Extract all of the data and reproduce it precisely.
** Start of MATERIAL TO PROCESS **
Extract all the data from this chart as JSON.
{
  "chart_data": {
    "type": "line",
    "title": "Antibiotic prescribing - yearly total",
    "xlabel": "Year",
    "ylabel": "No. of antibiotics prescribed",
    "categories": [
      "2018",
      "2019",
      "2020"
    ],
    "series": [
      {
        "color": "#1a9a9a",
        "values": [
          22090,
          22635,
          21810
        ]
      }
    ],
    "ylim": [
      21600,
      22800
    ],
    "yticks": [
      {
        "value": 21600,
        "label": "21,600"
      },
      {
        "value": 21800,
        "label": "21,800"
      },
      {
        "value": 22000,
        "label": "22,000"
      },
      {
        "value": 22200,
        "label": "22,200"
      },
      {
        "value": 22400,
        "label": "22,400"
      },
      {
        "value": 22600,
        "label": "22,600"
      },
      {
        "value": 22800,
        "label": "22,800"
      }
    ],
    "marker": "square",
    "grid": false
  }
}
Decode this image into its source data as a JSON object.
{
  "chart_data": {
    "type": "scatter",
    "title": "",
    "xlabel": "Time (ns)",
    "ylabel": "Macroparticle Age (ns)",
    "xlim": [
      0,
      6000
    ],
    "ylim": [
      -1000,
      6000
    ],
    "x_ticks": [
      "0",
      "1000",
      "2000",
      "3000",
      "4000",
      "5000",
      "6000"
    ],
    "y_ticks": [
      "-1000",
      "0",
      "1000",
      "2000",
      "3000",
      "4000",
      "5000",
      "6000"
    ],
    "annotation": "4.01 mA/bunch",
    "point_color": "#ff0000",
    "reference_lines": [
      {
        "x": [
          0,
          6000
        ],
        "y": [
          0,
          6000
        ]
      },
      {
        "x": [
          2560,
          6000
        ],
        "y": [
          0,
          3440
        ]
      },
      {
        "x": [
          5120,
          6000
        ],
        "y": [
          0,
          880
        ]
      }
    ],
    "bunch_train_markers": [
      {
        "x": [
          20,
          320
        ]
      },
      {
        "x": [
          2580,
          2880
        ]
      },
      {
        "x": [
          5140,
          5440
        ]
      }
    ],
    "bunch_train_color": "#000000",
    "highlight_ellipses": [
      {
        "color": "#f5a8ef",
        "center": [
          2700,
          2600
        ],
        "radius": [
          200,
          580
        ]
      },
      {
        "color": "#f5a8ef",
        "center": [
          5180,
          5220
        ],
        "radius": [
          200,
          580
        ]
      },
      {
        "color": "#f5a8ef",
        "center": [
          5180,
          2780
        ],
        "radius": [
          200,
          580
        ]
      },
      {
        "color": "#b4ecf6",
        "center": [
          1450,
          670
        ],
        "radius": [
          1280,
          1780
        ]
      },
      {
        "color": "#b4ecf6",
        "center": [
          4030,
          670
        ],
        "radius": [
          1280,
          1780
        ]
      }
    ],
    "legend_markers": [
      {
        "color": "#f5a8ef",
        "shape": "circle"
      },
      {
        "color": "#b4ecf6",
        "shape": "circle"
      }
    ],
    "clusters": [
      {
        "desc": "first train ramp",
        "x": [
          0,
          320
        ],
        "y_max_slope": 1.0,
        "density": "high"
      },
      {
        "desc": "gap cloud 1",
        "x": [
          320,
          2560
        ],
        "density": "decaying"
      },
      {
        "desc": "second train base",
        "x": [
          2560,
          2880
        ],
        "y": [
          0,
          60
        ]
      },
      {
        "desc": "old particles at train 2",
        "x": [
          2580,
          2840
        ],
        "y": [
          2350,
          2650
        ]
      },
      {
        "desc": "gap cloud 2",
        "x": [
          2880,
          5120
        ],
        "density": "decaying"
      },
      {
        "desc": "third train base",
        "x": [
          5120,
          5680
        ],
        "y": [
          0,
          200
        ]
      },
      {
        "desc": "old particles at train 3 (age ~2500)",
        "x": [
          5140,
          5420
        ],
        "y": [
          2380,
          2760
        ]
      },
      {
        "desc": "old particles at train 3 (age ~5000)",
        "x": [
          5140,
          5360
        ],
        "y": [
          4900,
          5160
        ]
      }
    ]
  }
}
** End of MATERIAL TO PROCESS **
> _EXERCISE RESPONSE_
Extract all the data from this chart as JSON.
{
  "chart_data": {
    "type": "line",
    "title": "Antibiotic prescribing - yearly total",
    "xlabel": "Year",
    "ylabel": "No. of antibiotics prescribed",
    "categories": [
      "2018",
      "2019",
      "2020"
    ],
    "series": [
      {
        "color": "#1a9a9a",
        "values": [
          22090,
          22635,
          21810
        ]
      }
    ],
    "ylim": [
      21600,
      22800
    ],
    "yticks": [
      {
        "value": 21600,
        "label": "21,600"
      },
      {
        "value": 21800,
        "label": "21,800"
      },
      {
        "value": 22000,
        "label": "22,000"
      },
      {
        "value": 22200,
        "label": "22,200"
      },
      {
        "value": 22400,
        "label": "22,400"
      },
      {
        "value": 22600,
        "label": "22,600"
      },
      {
        "value": 22800,
        "label": "22,800"
      }
    ],
    "marker": "square",
    "grid": false
  }
}
Decode this image into its source data as a JSON object.
{
  "chart_data": {
    "type": "scatter",
    "title": "",
    "xlabel": "Time (ns)",
    "ylabel": "Macroparticle Age (ns)",
    "xlim": [
      0,
      6000
    ],
    "ylim": [
      -1000,
      6000
    ],
    "x_ticks": [
      "0",
      "1000",
      "2000",
      "3000",
      "4000",
      "5000",
      "6000"
    ],
    "y_ticks": [
      "-1000",
      "0",
      "1000",
      "2000",
      "3000",
      "4000",
      "5000",
      "6000"
    ],
    "annotation": "4.01 mA/bunch",
    "point_color": "#ff0000",
    "reference_lines": [
      {
        "x": [
          0,
          6000
        ],
        "y": [
          0,
          6000
        ]
      },
      {
        "x": [
          2560,
          6000
        ],
        "y": [
          0,
          3440
        ]
      },
      {
        "x": [
          5120,
          6000
        ],
        "y": [
          0,
          880
        ]
      }
    ],
    "bunch_train_markers": [
      {
        "x": [
          20,
          320
        ]
      },
      {
        "x": [
          2580,
          2880
        ]
      },
      {
        "x": [
          5140,
          5440
        ]
      }
    ],
    "bunch_train_color": "#000000",
    "highlight_ellipses": [
      {
        "color": "#f5a8ef",
        "center": [
          2700,
          2600
        ],
        "radius": [
          200,
          580
        ]
      },
      {
        "color": "#f5a8ef",
        "center": [
          5180,
          5220
        ],
        "radius": [
          200,
          580
        ]
      },
      {
        "color": "#f5a8ef",
        "center": [
          5180,
          2780
        ],
        "radius": [
          200,
          580
        ]
      },
      {
        "color": "#b4ecf6",
        "center": [
          1450,
          670
        ],
        "radius": [
          1280,
          1780
        ]
      },
      {
        "color": "#b4ecf6",
        "center": [
          4030,
          670
        ],
        "radius": [
          1280,
          1780
        ]
      }
    ],
    "legend_markers": [
      {
        "color": "#f5a8ef",
        "shape": "circle"
      },
      {
        "color": "#b4ecf6",
        "shape": "circle"
      }
    ],
    "clusters": [
      {
        "desc": "first train ramp",
        "x": [
          0,
          320
        ],
        "y_max_slope": 1.0,
        "density": "high"
      },
      {
        "desc": "gap cloud 1",
        "x": [
          320,
          2560
        ],
        "density": "decaying"
      },
      {
        "desc": "second train base",
        "x": [
          2560,
          2880
        ],
        "y": [
          0,
          60
        ]
      },
      {
        "desc": "old particles at train 2",
        "x": [
          2580,
          2840
        ],
        "y": [
          2350,
          2650
        ]
      },
      {
        "desc": "gap cloud 2",
        "x": [
          2880,
          5120
        ],
        "density": "decaying"
      },
      {
        "desc": "third train base",
        "x": [
          5120,
          5680
        ],
        "y": [
          0,
          200
        ]
      },
      {
        "desc": "old particles at train 3 (age ~2500)",
        "x": [
          5140,
          5420
        ],
        "y": [
          2380,
          2760
        ]
      },
      {
        "desc": "old particles at train 3 (age ~5000)",
        "x": [
          5140,
          5360
        ],
        "y": [
          4900,
          5160
        ]
      }
    ]
  }
}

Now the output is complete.